■ **What to do**:
Search the data below for the string "ansökan". Extract every line that contains it.

■ **Stored records**:
------------------------------------------------------------------------

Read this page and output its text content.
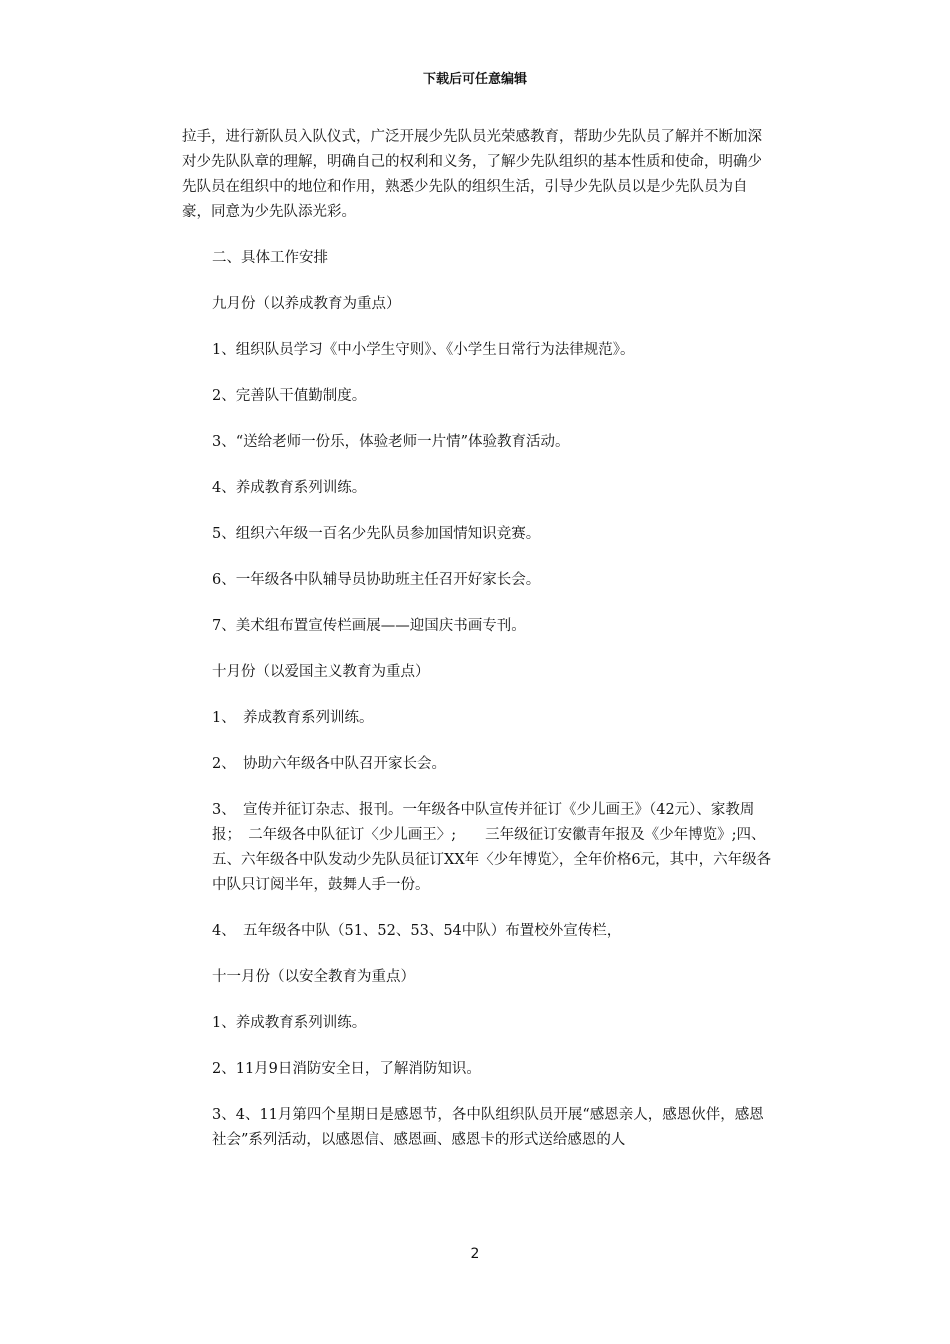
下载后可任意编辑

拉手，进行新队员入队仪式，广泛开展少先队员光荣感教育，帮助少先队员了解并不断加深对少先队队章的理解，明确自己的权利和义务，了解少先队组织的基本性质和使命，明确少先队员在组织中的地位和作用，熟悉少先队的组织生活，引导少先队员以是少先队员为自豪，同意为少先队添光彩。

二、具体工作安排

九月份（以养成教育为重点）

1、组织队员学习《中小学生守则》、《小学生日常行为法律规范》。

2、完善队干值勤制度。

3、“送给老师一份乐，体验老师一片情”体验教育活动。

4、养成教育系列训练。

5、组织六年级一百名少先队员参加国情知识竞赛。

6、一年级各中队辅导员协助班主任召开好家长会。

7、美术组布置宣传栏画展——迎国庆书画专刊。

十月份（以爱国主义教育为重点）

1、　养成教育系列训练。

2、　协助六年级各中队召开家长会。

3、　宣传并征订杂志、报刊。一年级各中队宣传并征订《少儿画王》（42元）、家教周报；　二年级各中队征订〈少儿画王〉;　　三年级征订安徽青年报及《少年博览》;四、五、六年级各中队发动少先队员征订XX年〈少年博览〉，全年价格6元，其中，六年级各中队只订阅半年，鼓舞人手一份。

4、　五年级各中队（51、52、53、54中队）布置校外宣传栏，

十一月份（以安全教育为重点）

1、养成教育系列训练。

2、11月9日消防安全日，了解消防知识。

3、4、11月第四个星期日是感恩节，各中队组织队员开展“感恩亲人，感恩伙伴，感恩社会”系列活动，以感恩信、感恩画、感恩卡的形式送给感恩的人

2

------------------------------------------------------------------------

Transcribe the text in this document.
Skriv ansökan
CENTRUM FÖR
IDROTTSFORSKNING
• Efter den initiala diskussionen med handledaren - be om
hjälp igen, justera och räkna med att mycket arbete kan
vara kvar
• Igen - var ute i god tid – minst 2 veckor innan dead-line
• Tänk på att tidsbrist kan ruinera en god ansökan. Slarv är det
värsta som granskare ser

------------------------------------------------------------------------

■ **Result**:
Skriv ansökan
• Tänk på att tidsbrist kan ruinera en god ansökan. Slarv är det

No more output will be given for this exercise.